_Exercise aim:_
Answer with a single number: how many lines in the listing below include "때문이다"?

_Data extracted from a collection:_
○ ○ ○ ○ ○

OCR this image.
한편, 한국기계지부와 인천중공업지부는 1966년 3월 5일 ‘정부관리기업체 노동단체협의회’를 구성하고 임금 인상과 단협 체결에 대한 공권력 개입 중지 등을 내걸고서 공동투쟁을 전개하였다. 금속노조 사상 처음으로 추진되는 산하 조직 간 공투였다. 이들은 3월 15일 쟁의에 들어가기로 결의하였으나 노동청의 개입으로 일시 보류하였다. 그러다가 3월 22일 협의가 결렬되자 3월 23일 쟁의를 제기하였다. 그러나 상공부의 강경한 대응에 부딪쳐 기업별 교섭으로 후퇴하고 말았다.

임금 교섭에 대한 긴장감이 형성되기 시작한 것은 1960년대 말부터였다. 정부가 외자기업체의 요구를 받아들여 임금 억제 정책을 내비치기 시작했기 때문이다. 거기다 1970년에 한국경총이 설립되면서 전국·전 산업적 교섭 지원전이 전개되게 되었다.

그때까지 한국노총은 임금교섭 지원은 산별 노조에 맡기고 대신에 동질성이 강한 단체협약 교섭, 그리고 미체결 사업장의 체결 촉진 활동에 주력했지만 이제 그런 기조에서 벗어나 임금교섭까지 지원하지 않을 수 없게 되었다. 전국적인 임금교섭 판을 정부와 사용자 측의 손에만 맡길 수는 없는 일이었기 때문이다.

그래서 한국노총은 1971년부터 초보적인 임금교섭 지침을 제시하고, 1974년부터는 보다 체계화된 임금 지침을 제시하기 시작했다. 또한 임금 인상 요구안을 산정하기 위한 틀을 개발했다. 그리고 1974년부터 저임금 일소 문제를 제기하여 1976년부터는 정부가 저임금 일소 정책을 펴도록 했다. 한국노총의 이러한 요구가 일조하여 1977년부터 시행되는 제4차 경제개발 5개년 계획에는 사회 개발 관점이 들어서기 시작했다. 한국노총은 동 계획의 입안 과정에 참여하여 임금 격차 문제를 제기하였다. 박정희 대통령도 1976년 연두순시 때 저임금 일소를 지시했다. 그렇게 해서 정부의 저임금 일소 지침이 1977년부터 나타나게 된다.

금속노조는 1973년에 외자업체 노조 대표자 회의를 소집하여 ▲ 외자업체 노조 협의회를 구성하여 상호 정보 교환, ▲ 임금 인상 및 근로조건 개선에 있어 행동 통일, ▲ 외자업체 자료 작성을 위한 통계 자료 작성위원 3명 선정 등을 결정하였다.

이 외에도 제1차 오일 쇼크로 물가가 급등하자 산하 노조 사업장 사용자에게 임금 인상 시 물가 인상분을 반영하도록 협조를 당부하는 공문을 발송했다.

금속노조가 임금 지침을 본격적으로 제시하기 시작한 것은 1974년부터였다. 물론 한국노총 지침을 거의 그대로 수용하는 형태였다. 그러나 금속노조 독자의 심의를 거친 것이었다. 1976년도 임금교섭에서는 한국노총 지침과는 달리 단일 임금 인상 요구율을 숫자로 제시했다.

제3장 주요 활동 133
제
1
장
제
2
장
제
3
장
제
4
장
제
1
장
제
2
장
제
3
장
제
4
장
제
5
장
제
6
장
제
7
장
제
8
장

○ ○ ○ ○ ○

_Right answer:_
2